* **What is needed**:
Among the lines below, count those with "type". Give the total alone.

Dataset listings of figures:
## BEGIN

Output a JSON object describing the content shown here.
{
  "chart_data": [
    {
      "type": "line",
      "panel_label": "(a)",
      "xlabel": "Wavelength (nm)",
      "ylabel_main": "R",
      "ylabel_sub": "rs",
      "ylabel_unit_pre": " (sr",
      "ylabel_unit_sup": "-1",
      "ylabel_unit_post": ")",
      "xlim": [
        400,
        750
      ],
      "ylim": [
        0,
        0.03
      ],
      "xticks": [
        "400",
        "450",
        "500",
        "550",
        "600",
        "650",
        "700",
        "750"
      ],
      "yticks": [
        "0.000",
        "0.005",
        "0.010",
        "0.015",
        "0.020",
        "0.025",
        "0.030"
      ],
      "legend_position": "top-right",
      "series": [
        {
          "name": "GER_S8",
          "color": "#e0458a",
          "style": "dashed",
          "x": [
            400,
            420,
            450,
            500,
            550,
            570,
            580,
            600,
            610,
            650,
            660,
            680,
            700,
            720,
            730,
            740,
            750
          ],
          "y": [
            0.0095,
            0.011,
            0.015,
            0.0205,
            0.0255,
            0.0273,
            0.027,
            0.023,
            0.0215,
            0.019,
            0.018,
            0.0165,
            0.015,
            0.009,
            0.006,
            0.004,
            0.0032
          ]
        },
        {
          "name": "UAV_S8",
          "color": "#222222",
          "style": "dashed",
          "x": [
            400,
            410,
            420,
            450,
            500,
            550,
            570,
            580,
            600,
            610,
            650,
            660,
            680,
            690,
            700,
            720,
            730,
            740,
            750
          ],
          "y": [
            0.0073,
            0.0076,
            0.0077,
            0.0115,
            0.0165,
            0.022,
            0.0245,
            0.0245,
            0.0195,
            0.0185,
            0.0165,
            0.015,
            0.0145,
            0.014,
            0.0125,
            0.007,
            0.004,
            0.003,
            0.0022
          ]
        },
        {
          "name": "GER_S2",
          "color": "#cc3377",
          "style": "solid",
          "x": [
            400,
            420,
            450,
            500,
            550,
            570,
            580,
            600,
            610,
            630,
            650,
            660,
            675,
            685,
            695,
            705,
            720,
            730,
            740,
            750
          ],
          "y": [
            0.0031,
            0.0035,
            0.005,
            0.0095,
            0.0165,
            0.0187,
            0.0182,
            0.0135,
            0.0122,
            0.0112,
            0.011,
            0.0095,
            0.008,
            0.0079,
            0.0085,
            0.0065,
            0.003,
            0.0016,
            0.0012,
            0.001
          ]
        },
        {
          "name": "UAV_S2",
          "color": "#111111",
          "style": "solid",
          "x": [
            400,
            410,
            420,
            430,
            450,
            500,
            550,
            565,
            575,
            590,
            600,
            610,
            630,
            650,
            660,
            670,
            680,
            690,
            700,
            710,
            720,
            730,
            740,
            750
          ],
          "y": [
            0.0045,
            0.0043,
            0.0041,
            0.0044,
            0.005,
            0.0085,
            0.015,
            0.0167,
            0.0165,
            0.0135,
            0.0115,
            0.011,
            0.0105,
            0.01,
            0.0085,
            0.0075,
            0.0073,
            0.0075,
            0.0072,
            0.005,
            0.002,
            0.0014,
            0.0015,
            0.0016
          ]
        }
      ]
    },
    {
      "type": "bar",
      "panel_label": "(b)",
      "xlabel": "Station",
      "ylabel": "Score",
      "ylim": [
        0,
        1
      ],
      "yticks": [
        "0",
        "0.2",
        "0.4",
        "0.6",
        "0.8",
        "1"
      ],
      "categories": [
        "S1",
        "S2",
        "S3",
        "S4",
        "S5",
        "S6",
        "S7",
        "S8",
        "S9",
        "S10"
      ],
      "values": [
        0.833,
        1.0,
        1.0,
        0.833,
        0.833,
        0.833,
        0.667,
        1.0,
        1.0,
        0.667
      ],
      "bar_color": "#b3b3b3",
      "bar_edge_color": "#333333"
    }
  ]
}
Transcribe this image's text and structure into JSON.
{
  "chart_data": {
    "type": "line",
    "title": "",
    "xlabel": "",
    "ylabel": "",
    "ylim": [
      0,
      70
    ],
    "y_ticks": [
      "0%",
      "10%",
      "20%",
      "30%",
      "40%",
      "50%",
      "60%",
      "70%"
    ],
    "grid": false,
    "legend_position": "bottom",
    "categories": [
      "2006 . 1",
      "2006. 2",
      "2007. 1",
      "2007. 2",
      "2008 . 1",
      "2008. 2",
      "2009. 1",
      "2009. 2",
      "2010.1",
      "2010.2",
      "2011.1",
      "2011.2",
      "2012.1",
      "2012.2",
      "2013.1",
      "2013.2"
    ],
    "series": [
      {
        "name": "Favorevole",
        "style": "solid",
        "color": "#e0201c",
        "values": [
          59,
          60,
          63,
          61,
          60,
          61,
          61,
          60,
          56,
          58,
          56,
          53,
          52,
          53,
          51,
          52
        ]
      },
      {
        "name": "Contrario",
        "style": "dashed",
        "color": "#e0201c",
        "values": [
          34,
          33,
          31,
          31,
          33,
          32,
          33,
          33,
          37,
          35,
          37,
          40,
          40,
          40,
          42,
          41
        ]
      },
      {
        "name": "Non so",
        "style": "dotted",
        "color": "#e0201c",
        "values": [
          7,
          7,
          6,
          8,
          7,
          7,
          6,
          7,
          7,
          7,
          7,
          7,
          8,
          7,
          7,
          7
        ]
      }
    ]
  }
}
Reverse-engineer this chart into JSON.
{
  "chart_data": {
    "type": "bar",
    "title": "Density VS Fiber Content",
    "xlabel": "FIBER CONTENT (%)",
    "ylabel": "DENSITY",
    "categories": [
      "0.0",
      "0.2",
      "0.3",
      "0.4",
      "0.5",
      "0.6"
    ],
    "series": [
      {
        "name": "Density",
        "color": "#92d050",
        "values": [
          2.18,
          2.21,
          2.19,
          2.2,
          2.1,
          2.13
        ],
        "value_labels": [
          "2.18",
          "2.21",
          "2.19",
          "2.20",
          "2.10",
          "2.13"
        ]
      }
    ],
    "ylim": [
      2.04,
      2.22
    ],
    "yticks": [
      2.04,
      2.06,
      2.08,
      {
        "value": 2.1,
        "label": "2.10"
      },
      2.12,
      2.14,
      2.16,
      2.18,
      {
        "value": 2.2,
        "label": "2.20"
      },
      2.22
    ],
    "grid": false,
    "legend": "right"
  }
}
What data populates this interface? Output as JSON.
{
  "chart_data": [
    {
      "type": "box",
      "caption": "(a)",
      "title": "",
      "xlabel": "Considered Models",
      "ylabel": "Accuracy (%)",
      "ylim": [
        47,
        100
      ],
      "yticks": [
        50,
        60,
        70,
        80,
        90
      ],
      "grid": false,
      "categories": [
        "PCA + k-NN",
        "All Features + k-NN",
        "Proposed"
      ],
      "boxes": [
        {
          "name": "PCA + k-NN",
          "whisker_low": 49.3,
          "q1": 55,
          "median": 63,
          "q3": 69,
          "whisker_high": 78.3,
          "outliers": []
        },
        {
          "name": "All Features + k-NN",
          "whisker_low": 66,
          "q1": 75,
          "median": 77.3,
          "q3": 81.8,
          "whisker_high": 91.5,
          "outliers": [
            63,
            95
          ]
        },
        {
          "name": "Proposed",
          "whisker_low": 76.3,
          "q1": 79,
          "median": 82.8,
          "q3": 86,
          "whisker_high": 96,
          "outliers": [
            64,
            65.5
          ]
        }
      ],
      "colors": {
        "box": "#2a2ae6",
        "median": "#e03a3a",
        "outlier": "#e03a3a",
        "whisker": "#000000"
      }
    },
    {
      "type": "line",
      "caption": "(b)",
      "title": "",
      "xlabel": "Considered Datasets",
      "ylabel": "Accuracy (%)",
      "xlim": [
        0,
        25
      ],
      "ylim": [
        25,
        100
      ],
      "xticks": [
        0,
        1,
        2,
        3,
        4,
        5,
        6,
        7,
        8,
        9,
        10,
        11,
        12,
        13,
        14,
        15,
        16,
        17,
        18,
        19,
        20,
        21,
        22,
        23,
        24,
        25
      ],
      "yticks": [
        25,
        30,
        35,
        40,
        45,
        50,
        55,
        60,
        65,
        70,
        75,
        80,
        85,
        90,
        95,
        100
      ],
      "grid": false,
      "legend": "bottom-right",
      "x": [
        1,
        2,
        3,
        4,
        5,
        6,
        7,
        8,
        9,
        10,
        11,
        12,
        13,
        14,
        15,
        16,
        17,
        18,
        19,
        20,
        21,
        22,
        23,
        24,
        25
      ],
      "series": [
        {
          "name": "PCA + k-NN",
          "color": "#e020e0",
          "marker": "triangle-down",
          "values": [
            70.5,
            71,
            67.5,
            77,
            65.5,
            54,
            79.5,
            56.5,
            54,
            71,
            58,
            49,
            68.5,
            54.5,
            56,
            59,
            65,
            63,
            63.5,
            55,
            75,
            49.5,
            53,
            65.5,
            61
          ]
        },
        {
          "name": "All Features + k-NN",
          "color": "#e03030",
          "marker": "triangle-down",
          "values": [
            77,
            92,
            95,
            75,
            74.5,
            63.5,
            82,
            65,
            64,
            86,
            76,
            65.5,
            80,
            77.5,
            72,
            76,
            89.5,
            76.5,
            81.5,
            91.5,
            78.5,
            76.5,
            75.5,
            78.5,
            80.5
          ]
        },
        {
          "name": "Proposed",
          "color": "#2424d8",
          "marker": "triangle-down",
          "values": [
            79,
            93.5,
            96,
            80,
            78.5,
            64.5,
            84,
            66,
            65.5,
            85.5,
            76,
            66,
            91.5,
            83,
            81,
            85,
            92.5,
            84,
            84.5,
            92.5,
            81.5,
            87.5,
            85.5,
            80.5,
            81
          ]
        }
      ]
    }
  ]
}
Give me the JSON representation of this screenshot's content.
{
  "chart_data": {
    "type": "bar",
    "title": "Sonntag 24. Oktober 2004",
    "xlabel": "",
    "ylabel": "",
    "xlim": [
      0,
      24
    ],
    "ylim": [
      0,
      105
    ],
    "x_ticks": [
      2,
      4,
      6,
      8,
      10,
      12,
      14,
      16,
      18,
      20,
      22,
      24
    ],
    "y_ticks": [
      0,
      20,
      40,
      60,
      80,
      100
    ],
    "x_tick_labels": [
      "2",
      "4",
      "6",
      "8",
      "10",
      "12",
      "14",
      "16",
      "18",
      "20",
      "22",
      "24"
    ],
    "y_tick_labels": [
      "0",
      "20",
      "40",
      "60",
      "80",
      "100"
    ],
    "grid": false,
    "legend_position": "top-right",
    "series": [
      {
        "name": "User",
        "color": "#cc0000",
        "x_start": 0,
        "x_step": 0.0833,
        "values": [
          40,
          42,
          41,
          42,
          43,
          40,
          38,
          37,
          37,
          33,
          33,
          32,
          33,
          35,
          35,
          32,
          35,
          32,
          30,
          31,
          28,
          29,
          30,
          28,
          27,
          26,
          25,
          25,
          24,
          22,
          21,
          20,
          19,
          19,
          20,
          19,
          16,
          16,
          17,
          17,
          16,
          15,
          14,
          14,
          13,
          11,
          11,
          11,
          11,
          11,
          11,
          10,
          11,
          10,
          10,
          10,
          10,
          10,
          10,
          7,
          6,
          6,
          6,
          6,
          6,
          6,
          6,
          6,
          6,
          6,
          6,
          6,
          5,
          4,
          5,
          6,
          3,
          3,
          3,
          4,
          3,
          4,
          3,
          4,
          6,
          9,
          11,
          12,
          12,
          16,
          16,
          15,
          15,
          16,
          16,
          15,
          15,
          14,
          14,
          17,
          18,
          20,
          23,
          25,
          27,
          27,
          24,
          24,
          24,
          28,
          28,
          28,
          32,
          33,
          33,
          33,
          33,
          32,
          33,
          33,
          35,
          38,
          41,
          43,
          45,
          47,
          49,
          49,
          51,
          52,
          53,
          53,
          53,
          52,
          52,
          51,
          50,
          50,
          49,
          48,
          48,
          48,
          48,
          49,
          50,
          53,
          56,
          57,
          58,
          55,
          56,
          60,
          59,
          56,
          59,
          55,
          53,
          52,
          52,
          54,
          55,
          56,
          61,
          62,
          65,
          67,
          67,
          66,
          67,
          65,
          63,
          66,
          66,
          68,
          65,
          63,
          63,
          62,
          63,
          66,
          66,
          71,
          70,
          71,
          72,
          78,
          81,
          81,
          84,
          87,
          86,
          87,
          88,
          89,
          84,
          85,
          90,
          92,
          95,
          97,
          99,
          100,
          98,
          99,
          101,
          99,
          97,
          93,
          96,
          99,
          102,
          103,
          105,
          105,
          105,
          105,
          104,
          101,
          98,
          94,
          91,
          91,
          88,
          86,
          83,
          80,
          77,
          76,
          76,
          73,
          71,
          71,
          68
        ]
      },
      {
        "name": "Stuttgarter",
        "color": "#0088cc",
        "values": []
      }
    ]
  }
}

## END

* **Worked solution**:
7